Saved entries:

····················

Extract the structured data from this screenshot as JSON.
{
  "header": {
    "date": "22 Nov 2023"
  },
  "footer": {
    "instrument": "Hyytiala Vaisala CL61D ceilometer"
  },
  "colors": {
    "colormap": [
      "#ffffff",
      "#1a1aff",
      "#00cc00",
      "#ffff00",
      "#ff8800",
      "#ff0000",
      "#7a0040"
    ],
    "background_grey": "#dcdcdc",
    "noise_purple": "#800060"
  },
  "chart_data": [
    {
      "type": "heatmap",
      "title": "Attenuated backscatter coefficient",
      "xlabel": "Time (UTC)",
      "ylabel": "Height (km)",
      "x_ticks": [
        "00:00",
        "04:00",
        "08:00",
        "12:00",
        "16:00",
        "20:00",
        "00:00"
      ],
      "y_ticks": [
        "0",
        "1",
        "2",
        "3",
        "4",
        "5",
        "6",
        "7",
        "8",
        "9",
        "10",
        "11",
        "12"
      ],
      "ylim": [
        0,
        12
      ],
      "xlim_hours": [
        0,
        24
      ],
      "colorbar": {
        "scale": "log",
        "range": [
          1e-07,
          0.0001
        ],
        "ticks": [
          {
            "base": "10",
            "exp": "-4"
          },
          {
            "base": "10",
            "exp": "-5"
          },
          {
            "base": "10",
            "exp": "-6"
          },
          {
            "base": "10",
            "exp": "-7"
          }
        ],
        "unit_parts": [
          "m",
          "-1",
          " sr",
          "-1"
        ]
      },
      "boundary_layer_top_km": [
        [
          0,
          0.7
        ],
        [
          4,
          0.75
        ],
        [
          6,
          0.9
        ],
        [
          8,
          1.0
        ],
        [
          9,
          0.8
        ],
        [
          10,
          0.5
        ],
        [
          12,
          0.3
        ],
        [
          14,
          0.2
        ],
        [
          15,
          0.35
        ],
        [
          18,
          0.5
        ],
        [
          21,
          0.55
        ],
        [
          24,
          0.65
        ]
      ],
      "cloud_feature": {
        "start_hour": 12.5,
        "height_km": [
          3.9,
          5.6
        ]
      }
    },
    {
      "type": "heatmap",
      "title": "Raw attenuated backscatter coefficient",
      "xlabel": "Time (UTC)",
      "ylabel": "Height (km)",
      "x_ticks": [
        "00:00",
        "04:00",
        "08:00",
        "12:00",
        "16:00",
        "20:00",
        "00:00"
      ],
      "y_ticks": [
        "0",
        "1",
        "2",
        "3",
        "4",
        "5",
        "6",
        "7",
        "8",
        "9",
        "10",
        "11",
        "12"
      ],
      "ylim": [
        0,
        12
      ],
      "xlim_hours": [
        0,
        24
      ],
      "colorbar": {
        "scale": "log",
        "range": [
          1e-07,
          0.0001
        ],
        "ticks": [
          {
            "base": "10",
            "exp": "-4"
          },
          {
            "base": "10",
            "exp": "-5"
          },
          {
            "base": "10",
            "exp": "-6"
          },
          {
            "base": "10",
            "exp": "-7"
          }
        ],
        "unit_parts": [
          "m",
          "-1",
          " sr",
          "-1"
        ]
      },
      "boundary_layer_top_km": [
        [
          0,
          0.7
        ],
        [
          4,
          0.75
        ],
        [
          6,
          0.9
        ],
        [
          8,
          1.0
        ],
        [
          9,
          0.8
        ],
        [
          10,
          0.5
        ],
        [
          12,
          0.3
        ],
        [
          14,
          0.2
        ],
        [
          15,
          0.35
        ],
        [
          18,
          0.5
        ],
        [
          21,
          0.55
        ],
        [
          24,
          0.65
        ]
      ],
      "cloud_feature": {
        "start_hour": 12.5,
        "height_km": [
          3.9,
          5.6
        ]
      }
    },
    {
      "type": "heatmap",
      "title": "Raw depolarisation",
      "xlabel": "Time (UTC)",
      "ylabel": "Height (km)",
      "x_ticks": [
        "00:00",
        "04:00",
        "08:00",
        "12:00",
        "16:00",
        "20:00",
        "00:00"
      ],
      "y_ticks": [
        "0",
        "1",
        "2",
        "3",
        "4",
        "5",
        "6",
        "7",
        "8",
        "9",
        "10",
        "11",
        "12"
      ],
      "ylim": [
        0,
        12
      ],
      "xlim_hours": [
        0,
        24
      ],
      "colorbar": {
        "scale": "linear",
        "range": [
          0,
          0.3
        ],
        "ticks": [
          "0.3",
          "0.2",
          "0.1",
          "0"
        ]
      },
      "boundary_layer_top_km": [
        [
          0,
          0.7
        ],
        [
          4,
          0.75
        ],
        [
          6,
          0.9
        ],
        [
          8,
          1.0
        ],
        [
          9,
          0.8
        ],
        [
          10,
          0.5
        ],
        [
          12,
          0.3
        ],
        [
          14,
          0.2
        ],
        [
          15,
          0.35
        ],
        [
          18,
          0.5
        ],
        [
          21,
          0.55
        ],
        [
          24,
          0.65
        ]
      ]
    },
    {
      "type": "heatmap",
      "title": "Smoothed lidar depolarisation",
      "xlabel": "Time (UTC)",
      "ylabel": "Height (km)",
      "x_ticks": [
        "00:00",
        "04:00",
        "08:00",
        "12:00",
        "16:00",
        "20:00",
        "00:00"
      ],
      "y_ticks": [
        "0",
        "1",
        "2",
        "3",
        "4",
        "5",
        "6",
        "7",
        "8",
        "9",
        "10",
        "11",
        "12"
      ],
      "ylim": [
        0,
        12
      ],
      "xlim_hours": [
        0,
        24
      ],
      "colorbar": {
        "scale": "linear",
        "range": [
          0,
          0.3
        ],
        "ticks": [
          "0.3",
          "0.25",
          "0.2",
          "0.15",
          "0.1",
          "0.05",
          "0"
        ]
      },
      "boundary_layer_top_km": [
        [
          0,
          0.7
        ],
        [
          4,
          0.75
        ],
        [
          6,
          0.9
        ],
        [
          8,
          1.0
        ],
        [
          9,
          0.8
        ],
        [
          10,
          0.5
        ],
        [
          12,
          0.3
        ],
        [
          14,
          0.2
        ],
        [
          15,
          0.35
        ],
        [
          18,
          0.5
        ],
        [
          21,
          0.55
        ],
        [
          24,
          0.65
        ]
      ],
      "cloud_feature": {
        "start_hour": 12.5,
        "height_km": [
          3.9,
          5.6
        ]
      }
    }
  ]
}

····················

▸ Problem to work on
Retype the entries one by one, exactly.

▸ Result of the exercise
Extract the structured data from this screenshot as JSON.
{
  "header": {
    "date": "22 Nov 2023"
  },
  "footer": {
    "instrument": "Hyytiala Vaisala CL61D ceilometer"
  },
  "colors": {
    "colormap": [
      "#ffffff",
      "#1a1aff",
      "#00cc00",
      "#ffff00",
      "#ff8800",
      "#ff0000",
      "#7a0040"
    ],
    "background_grey": "#dcdcdc",
    "noise_purple": "#800060"
  },
  "chart_data": [
    {
      "type": "heatmap",
      "title": "Attenuated backscatter coefficient",
      "xlabel": "Time (UTC)",
      "ylabel": "Height (km)",
      "x_ticks": [
        "00:00",
        "04:00",
        "08:00",
        "12:00",
        "16:00",
        "20:00",
        "00:00"
      ],
      "y_ticks": [
        "0",
        "1",
        "2",
        "3",
        "4",
        "5",
        "6",
        "7",
        "8",
        "9",
        "10",
        "11",
        "12"
      ],
      "ylim": [
        0,
        12
      ],
      "xlim_hours": [
        0,
        24
      ],
      "colorbar": {
        "scale": "log",
        "range": [
          1e-07,
          0.0001
        ],
        "ticks": [
          {
            "base": "10",
            "exp": "-4"
          },
          {
            "base": "10",
            "exp": "-5"
          },
          {
            "base": "10",
            "exp": "-6"
          },
          {
            "base": "10",
            "exp": "-7"
          }
        ],
        "unit_parts": [
          "m",
          "-1",
          " sr",
          "-1"
        ]
      },
      "boundary_layer_top_km": [
        [
          0,
          0.7
        ],
        [
          4,
          0.75
        ],
        [
          6,
          0.9
        ],
        [
          8,
          1.0
        ],
        [
          9,
          0.8
        ],
        [
          10,
          0.5
        ],
        [
          12,
          0.3
        ],
        [
          14,
          0.2
        ],
        [
          15,
          0.35
        ],
        [
          18,
          0.5
        ],
        [
          21,
          0.55
        ],
        [
          24,
          0.65
        ]
      ],
      "cloud_feature": {
        "start_hour": 12.5,
        "height_km": [
          3.9,
          5.6
        ]
      }
    },
    {
      "type": "heatmap",
      "title": "Raw attenuated backscatter coefficient",
      "xlabel": "Time (UTC)",
      "ylabel": "Height (km)",
      "x_ticks": [
        "00:00",
        "04:00",
        "08:00",
        "12:00",
        "16:00",
        "20:00",
        "00:00"
      ],
      "y_ticks": [
        "0",
        "1",
        "2",
        "3",
        "4",
        "5",
        "6",
        "7",
        "8",
        "9",
        "10",
        "11",
        "12"
      ],
      "ylim": [
        0,
        12
      ],
      "xlim_hours": [
        0,
        24
      ],
      "colorbar": {
        "scale": "log",
        "range": [
          1e-07,
          0.0001
        ],
        "ticks": [
          {
            "base": "10",
            "exp": "-4"
          },
          {
            "base": "10",
            "exp": "-5"
          },
          {
            "base": "10",
            "exp": "-6"
          },
          {
            "base": "10",
            "exp": "-7"
          }
        ],
        "unit_parts": [
          "m",
          "-1",
          " sr",
          "-1"
        ]
      },
      "boundary_layer_top_km": [
        [
          0,
          0.7
        ],
        [
          4,
          0.75
        ],
        [
          6,
          0.9
        ],
        [
          8,
          1.0
        ],
        [
          9,
          0.8
        ],
        [
          10,
          0.5
        ],
        [
          12,
          0.3
        ],
        [
          14,
          0.2
        ],
        [
          15,
          0.35
        ],
        [
          18,
          0.5
        ],
        [
          21,
          0.55
        ],
        [
          24,
          0.65
        ]
      ],
      "cloud_feature": {
        "start_hour": 12.5,
        "height_km": [
          3.9,
          5.6
        ]
      }
    },
    {
      "type": "heatmap",
      "title": "Raw depolarisation",
      "xlabel": "Time (UTC)",
      "ylabel": "Height (km)",
      "x_ticks": [
        "00:00",
        "04:00",
        "08:00",
        "12:00",
        "16:00",
        "20:00",
        "00:00"
      ],
      "y_ticks": [
        "0",
        "1",
        "2",
        "3",
        "4",
        "5",
        "6",
        "7",
        "8",
        "9",
        "10",
        "11",
        "12"
      ],
      "ylim": [
        0,
        12
      ],
      "xlim_hours": [
        0,
        24
      ],
      "colorbar": {
        "scale": "linear",
        "range": [
          0,
          0.3
        ],
        "ticks": [
          "0.3",
          "0.2",
          "0.1",
          "0"
        ]
      },
      "boundary_layer_top_km": [
        [
          0,
          0.7
        ],
        [
          4,
          0.75
        ],
        [
          6,
          0.9
        ],
        [
          8,
          1.0
        ],
        [
          9,
          0.8
        ],
        [
          10,
          0.5
        ],
        [
          12,
          0.3
        ],
        [
          14,
          0.2
        ],
        [
          15,
          0.35
        ],
        [
          18,
          0.5
        ],
        [
          21,
          0.55
        ],
        [
          24,
          0.65
        ]
      ]
    },
    {
      "type": "heatmap",
      "title": "Smoothed lidar depolarisation",
      "xlabel": "Time (UTC)",
      "ylabel": "Height (km)",
      "x_ticks": [
        "00:00",
        "04:00",
        "08:00",
        "12:00",
        "16:00",
        "20:00",
        "00:00"
      ],
      "y_ticks": [
        "0",
        "1",
        "2",
        "3",
        "4",
        "5",
        "6",
        "7",
        "8",
        "9",
        "10",
        "11",
        "12"
      ],
      "ylim": [
        0,
        12
      ],
      "xlim_hours": [
        0,
        24
      ],
      "colorbar": {
        "scale": "linear",
        "range": [
          0,
          0.3
        ],
        "ticks": [
          "0.3",
          "0.25",
          "0.2",
          "0.15",
          "0.1",
          "0.05",
          "0"
        ]
      },
      "boundary_layer_top_km": [
        [
          0,
          0.7
        ],
        [
          4,
          0.75
        ],
        [
          6,
          0.9
        ],
        [
          8,
          1.0
        ],
        [
          9,
          0.8
        ],
        [
          10,
          0.5
        ],
        [
          12,
          0.3
        ],
        [
          14,
          0.2
        ],
        [
          15,
          0.35
        ],
        [
          18,
          0.5
        ],
        [
          21,
          0.55
        ],
        [
          24,
          0.65
        ]
      ],
      "cloud_feature": {
        "start_hour": 12.5,
        "height_km": [
          3.9,
          5.6
        ]
      }
    }
  ]
}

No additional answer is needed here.